— Begin Material supplied —
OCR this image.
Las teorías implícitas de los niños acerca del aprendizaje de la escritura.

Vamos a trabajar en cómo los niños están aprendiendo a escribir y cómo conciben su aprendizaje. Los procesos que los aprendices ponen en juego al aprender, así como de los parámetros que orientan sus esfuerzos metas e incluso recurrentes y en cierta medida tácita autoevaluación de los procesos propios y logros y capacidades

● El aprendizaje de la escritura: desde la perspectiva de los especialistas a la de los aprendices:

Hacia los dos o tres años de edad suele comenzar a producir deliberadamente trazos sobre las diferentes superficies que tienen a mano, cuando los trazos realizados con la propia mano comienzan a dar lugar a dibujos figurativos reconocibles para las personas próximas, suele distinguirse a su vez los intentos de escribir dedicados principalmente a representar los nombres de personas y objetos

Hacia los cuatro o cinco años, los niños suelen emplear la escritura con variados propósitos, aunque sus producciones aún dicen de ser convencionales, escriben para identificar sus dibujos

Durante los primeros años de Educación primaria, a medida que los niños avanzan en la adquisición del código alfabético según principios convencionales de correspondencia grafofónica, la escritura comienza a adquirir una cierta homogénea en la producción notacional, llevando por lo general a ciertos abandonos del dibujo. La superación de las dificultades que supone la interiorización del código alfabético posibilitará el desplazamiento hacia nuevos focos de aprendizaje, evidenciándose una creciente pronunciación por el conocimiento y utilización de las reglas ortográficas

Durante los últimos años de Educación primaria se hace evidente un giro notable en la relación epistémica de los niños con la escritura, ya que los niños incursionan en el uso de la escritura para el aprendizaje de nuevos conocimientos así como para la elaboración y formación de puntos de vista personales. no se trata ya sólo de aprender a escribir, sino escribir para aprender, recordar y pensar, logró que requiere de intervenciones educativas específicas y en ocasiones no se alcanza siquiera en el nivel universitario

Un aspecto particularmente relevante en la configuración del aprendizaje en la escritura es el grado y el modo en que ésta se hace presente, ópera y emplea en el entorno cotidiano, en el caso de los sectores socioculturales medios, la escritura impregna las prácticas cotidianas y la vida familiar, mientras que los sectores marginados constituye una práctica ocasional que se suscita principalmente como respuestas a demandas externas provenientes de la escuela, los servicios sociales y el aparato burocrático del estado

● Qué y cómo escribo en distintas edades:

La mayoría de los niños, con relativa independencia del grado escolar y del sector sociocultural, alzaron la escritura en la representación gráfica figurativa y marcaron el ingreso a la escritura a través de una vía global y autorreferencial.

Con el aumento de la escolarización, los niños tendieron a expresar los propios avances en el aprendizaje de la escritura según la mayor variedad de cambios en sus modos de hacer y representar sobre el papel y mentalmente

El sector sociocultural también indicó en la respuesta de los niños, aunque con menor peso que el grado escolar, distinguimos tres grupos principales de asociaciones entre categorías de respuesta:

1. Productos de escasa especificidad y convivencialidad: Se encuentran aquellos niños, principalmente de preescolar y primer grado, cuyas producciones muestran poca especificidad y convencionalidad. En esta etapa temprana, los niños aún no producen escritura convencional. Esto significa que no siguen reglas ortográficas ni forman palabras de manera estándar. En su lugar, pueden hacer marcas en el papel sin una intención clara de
— End Material supplied —
Task goal:
How many lines in the entries contain the string "aunque"? Answer with the number only.

The solution:
2